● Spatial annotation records

******

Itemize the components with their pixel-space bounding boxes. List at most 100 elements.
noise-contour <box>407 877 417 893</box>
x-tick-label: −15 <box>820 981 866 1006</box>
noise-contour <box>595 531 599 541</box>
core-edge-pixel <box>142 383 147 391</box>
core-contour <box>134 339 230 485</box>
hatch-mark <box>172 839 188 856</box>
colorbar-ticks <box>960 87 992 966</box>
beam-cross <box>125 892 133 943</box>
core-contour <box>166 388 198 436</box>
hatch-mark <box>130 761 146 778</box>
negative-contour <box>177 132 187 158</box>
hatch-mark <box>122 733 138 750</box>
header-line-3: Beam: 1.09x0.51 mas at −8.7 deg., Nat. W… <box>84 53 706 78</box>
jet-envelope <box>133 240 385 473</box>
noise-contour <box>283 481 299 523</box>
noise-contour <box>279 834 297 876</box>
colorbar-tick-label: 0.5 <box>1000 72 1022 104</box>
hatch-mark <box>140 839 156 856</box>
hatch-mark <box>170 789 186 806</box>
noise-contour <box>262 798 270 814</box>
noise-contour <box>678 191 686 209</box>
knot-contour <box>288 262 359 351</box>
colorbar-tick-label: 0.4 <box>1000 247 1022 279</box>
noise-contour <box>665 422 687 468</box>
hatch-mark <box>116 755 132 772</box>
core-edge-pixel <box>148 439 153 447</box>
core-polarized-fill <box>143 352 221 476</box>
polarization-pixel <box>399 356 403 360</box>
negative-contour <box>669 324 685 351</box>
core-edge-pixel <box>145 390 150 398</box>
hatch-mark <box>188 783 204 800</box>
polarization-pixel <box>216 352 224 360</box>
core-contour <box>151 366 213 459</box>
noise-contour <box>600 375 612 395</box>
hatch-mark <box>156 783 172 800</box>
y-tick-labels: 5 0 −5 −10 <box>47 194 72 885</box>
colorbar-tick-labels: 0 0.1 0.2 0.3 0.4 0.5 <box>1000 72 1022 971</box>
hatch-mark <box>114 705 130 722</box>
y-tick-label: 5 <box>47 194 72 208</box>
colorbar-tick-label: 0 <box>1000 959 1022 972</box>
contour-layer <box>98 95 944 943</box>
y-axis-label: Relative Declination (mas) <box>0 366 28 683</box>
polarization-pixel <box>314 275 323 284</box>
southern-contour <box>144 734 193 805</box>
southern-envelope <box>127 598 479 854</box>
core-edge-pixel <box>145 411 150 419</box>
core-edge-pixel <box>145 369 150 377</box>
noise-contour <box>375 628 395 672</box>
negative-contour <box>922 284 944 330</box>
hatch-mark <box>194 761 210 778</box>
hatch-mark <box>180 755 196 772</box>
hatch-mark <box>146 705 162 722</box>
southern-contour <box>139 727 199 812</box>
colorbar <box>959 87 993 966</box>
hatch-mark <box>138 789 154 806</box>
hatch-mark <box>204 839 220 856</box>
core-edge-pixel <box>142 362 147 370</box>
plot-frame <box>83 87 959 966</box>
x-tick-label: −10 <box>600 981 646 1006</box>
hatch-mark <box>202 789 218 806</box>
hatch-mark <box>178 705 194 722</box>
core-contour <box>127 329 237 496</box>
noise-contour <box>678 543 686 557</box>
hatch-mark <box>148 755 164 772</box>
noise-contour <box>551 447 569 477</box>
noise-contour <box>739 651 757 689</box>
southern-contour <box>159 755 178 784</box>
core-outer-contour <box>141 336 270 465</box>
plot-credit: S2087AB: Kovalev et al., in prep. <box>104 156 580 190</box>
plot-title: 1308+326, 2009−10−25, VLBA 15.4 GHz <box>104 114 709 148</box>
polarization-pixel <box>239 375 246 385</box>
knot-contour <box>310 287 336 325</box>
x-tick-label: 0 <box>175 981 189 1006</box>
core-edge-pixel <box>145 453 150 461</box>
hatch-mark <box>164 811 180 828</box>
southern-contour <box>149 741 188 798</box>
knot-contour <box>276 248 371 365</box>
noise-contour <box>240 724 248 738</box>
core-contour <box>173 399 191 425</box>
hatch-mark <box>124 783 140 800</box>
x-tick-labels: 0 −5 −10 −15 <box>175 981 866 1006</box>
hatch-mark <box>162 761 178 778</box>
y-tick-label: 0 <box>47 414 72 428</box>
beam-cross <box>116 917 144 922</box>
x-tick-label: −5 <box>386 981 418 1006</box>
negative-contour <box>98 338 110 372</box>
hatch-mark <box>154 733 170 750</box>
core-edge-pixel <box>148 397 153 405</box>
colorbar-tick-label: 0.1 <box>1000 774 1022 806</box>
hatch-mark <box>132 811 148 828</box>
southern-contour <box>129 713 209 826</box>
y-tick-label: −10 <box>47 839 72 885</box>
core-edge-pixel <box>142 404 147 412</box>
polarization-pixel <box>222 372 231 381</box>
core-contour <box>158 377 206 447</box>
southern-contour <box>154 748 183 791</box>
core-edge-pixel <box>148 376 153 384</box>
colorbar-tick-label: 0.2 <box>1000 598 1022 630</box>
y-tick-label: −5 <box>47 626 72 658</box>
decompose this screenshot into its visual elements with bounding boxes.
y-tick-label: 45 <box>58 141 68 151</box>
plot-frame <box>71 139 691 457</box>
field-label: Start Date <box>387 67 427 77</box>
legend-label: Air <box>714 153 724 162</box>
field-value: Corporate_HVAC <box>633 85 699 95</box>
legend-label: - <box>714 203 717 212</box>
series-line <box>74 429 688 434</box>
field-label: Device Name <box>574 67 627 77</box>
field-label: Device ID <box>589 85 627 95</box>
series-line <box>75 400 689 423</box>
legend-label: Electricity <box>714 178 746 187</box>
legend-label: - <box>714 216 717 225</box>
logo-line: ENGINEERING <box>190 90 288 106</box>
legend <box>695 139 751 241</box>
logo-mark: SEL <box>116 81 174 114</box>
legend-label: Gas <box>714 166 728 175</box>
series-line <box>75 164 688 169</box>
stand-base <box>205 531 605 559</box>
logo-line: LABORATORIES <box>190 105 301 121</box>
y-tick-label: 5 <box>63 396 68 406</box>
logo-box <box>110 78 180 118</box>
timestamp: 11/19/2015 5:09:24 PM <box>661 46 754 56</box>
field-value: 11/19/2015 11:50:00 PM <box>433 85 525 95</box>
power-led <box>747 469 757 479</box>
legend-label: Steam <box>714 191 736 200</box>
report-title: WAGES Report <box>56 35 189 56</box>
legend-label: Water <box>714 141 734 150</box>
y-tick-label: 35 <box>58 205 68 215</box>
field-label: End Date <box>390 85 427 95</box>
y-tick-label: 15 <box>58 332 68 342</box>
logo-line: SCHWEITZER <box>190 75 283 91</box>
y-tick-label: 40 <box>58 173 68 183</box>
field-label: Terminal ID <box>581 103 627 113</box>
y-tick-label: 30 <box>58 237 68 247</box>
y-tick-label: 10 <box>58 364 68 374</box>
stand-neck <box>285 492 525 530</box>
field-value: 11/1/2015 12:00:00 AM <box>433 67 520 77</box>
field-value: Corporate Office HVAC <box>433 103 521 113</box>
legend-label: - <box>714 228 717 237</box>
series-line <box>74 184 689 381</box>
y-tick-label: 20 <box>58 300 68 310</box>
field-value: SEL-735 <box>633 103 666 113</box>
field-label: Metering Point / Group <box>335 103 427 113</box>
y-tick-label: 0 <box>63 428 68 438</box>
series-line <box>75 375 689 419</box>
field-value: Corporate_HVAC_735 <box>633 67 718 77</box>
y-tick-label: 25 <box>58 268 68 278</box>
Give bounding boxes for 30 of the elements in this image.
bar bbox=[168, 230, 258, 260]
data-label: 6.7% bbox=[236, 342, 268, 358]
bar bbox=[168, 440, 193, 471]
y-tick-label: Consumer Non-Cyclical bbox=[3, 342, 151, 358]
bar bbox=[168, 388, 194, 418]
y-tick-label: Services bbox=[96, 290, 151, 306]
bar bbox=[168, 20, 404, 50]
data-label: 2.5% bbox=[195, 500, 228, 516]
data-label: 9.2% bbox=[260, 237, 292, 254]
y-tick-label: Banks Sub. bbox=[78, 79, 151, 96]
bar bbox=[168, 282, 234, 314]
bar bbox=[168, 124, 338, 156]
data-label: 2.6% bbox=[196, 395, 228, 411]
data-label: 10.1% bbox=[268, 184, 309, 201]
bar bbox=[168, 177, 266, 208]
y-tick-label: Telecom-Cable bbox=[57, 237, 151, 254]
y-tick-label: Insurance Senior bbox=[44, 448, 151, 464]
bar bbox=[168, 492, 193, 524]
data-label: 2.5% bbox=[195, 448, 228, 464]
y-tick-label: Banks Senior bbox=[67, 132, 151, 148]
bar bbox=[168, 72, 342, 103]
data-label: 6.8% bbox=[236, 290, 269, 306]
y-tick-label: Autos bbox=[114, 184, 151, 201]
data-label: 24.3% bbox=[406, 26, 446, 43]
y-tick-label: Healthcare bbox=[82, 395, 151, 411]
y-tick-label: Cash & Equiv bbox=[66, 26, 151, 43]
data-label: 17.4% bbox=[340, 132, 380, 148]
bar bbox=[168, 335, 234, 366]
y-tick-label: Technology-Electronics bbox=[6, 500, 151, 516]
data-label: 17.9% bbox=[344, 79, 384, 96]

******

● TASK DETAILS
Copy out the lines from the start of the records through the line containing "core-contour <box>134 339 230 485</box>", keeping both ends and every character unchanged.

● RESULT OF THIS EXERCISE
Itemize the components with their pixel-space bounding boxes. List at most 100 elements.
noise-contour <box>407 877 417 893</box>
x-tick-label: −15 <box>820 981 866 1006</box>
noise-contour <box>595 531 599 541</box>
core-edge-pixel <box>142 383 147 391</box>
core-contour <box>134 339 230 485</box>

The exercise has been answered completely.